--- Start Stored data ---

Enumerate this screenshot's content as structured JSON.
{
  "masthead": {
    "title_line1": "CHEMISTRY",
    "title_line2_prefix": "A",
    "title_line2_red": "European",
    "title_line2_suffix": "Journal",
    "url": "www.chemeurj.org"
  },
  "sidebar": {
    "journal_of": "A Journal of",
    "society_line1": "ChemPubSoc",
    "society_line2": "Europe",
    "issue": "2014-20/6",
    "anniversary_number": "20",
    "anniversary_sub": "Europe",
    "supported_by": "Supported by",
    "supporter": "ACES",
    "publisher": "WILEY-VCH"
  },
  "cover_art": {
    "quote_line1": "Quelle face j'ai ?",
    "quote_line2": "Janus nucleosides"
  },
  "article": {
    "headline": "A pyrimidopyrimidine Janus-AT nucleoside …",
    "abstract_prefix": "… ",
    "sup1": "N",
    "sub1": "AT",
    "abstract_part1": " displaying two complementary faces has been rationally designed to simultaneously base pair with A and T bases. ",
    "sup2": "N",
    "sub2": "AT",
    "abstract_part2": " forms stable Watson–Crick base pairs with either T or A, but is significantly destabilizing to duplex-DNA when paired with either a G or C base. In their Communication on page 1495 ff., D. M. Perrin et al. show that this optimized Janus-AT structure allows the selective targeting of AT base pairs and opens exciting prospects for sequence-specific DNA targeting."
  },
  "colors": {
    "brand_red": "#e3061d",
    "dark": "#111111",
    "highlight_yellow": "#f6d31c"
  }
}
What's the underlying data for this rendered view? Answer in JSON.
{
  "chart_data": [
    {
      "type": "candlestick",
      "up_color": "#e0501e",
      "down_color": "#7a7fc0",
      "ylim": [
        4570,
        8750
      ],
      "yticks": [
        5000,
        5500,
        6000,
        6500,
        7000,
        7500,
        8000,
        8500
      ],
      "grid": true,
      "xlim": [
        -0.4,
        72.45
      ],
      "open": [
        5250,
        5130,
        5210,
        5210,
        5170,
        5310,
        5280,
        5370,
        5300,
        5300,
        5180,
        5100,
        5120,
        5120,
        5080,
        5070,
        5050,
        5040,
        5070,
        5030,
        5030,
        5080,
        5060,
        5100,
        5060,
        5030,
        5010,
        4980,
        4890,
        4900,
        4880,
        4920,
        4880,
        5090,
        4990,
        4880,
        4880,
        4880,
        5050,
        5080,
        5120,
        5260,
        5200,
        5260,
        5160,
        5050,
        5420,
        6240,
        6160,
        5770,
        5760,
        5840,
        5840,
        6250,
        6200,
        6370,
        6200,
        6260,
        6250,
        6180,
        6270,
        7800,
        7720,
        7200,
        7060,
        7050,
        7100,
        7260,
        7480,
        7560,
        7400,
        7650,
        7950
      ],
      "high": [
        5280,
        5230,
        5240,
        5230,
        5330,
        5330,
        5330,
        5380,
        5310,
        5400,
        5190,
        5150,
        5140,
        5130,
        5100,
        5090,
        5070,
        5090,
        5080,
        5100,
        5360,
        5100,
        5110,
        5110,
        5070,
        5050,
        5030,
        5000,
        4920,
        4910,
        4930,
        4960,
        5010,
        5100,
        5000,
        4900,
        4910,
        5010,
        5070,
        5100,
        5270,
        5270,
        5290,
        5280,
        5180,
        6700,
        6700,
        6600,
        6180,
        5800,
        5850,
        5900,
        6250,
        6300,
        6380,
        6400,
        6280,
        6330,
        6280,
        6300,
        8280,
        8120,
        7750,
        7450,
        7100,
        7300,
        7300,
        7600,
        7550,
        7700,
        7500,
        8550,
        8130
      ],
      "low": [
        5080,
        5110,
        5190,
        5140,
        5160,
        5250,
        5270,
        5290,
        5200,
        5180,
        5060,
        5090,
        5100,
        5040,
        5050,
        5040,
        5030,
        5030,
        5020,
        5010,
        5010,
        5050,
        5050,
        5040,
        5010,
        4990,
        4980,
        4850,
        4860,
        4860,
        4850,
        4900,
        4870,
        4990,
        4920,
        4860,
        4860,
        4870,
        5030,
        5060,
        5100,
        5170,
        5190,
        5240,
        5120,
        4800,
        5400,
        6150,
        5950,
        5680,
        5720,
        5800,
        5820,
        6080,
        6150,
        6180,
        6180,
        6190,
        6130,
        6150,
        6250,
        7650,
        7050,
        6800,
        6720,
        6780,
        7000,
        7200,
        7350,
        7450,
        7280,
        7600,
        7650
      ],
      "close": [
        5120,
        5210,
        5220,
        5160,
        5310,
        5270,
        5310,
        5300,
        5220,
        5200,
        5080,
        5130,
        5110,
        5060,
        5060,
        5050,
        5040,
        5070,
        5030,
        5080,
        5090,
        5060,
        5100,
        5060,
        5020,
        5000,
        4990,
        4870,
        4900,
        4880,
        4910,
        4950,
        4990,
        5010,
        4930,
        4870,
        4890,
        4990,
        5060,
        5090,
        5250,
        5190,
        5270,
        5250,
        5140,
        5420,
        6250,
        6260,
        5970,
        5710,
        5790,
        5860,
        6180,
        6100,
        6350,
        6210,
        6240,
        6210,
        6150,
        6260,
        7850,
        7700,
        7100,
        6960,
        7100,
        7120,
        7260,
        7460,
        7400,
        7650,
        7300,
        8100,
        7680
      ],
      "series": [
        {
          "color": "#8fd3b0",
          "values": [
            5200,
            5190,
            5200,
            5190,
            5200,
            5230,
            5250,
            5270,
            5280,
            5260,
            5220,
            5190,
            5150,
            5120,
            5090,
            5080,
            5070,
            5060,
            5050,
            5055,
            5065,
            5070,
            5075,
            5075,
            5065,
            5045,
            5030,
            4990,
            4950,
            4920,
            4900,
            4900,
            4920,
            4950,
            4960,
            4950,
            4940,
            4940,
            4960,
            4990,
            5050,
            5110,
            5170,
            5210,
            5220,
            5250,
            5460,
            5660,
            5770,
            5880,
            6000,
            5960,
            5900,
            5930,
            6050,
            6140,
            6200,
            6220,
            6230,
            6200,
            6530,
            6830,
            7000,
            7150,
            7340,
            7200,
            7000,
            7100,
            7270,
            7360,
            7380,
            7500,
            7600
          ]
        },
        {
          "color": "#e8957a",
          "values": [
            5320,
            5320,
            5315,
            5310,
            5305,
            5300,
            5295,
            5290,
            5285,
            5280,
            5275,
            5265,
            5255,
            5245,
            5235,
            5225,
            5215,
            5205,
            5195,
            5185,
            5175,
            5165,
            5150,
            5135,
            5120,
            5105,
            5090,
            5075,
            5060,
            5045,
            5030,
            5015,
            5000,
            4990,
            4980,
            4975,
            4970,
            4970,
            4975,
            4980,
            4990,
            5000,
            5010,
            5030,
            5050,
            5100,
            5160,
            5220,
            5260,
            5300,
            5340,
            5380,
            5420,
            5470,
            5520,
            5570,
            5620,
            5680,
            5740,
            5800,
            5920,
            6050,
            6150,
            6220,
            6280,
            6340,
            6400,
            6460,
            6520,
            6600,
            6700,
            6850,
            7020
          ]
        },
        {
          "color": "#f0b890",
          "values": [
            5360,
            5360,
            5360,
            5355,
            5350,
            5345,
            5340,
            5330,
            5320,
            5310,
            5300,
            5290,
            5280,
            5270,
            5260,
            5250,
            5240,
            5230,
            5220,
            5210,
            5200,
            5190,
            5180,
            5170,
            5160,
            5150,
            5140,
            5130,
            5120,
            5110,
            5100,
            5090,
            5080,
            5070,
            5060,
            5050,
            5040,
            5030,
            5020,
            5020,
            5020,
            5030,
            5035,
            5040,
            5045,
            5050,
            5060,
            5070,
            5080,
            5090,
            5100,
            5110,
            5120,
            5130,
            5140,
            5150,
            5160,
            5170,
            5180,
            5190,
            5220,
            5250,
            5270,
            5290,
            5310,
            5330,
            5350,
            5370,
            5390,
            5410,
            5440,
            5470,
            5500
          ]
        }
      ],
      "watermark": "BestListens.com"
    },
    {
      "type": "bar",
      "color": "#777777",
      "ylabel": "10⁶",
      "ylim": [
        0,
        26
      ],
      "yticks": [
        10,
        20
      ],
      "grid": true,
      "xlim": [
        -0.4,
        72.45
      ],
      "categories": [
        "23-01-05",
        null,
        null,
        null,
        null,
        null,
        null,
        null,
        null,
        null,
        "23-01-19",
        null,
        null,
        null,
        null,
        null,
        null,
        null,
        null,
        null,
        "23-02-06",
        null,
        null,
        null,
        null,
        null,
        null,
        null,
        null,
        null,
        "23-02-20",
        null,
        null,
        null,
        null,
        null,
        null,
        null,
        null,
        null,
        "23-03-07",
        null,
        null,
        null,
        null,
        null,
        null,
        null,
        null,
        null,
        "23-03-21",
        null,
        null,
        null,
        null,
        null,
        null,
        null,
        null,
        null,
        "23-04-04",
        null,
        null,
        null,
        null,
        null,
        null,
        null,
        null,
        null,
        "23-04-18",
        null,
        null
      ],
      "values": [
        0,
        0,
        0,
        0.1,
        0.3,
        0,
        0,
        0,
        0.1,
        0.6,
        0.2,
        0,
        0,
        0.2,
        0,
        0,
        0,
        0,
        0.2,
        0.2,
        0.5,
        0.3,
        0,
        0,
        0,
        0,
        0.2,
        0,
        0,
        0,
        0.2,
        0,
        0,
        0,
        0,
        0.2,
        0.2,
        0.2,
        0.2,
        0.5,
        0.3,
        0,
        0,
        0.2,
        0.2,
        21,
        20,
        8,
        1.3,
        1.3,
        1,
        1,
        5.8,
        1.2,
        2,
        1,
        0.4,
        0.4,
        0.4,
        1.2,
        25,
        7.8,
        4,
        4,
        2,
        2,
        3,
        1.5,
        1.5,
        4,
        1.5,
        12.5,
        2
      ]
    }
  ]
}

--- End Stored data ---

= Set problem =
Check each line of the records for the word "Janus" and extract those that contain it.

= Output below =
    "quote_line2": "Janus nucleosides"
    "headline": "A pyrimidopyrimidine Janus-AT nucleoside …",
    "abstract_part2": " forms stable Watson–Crick base pairs with either T or A, but is significantly destabilizing to duplex-DNA when paired with either a G or C base. In their Communication on page 1495 ff., D. M. Perrin et al. show that this optimized Janus-AT structure allows the selective targeting of AT base pairs and opens exciting prospects for sequence-specific DNA targeting."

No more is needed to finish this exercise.